• What the exercise asks: Give the data again in full, exactly as written below.

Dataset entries
Segment Open

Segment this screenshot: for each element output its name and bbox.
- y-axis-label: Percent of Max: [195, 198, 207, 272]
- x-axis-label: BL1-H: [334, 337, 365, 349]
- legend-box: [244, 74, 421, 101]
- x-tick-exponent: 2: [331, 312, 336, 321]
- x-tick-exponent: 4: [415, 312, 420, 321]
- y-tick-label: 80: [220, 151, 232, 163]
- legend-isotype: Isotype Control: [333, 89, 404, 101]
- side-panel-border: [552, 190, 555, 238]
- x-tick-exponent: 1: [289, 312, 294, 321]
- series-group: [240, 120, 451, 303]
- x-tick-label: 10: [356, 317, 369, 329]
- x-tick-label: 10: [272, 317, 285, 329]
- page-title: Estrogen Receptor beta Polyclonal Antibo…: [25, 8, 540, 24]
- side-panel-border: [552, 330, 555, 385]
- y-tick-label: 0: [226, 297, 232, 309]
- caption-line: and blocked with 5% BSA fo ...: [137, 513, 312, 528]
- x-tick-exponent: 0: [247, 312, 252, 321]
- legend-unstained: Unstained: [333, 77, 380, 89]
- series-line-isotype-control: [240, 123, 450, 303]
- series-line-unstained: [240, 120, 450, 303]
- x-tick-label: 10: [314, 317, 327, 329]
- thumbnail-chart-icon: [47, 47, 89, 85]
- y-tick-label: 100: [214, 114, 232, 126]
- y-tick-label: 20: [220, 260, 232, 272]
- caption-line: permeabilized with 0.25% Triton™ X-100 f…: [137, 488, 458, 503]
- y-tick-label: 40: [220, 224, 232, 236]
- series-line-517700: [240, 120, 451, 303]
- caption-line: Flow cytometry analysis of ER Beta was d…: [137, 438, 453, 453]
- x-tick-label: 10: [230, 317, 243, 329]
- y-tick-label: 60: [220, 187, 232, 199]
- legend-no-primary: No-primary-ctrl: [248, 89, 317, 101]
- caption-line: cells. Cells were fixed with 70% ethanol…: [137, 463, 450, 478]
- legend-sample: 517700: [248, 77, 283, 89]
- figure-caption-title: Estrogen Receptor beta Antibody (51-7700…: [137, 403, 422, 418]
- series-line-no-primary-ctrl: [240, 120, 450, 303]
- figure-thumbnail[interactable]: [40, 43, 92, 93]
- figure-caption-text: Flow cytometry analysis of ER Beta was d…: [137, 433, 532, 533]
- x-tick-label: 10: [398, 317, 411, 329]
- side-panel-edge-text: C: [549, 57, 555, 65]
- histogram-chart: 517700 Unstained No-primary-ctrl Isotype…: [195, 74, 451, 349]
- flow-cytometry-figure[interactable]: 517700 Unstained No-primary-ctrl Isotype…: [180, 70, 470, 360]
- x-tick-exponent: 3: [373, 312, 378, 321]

Segment Closed

• Problem solution:
Segment this screenshot: for each element output its name and bbox.
- y-axis-label: Percent of Max: [195, 198, 207, 272]
- x-axis-label: BL1-H: [334, 337, 365, 349]
- legend-box: [244, 74, 421, 101]
- x-tick-exponent: 2: [331, 312, 336, 321]
- x-tick-exponent: 4: [415, 312, 420, 321]
- y-tick-label: 80: [220, 151, 232, 163]
- legend-isotype: Isotype Control: [333, 89, 404, 101]
- side-panel-border: [552, 190, 555, 238]
- x-tick-exponent: 1: [289, 312, 294, 321]
- series-group: [240, 120, 451, 303]
- x-tick-label: 10: [356, 317, 369, 329]
- x-tick-label: 10: [272, 317, 285, 329]
- page-title: Estrogen Receptor beta Polyclonal Antibo…: [25, 8, 540, 24]
- side-panel-border: [552, 330, 555, 385]
- y-tick-label: 0: [226, 297, 232, 309]
- caption-line: and blocked with 5% BSA fo ...: [137, 513, 312, 528]
- x-tick-exponent: 0: [247, 312, 252, 321]
- legend-unstained: Unstained: [333, 77, 380, 89]
- series-line-isotype-control: [240, 123, 450, 303]
- series-line-unstained: [240, 120, 450, 303]
- x-tick-label: 10: [314, 317, 327, 329]
- thumbnail-chart-icon: [47, 47, 89, 85]
- y-tick-label: 100: [214, 114, 232, 126]
- y-tick-label: 20: [220, 260, 232, 272]
- caption-line: permeabilized with 0.25% Triton™ X-100 f…: [137, 488, 458, 503]
- y-tick-label: 40: [220, 224, 232, 236]
- series-line-517700: [240, 120, 451, 303]
- caption-line: Flow cytometry analysis of ER Beta was d…: [137, 438, 453, 453]
- x-tick-label: 10: [230, 317, 243, 329]
- y-tick-label: 60: [220, 187, 232, 199]
- legend-no-primary: No-primary-ctrl: [248, 89, 317, 101]
- caption-line: cells. Cells were fixed with 70% ethanol…: [137, 463, 450, 478]
- legend-sample: 517700: [248, 77, 283, 89]
- figure-caption-title: Estrogen Receptor beta Antibody (51-7700…: [137, 403, 422, 418]
- series-line-no-primary-ctrl: [240, 120, 450, 303]
- figure-thumbnail[interactable]: [40, 43, 92, 93]
- figure-caption-text: Flow cytometry analysis of ER Beta was d…: [137, 433, 532, 533]
- x-tick-label: 10: [398, 317, 411, 329]
- side-panel-edge-text: C: [549, 57, 555, 65]
- histogram-chart: 517700 Unstained No-primary-ctrl Isotype…: [195, 74, 451, 349]
- flow-cytometry-figure[interactable]: 517700 Unstained No-primary-ctrl Isotype…: [180, 70, 470, 360]
- x-tick-exponent: 3: [373, 312, 378, 321]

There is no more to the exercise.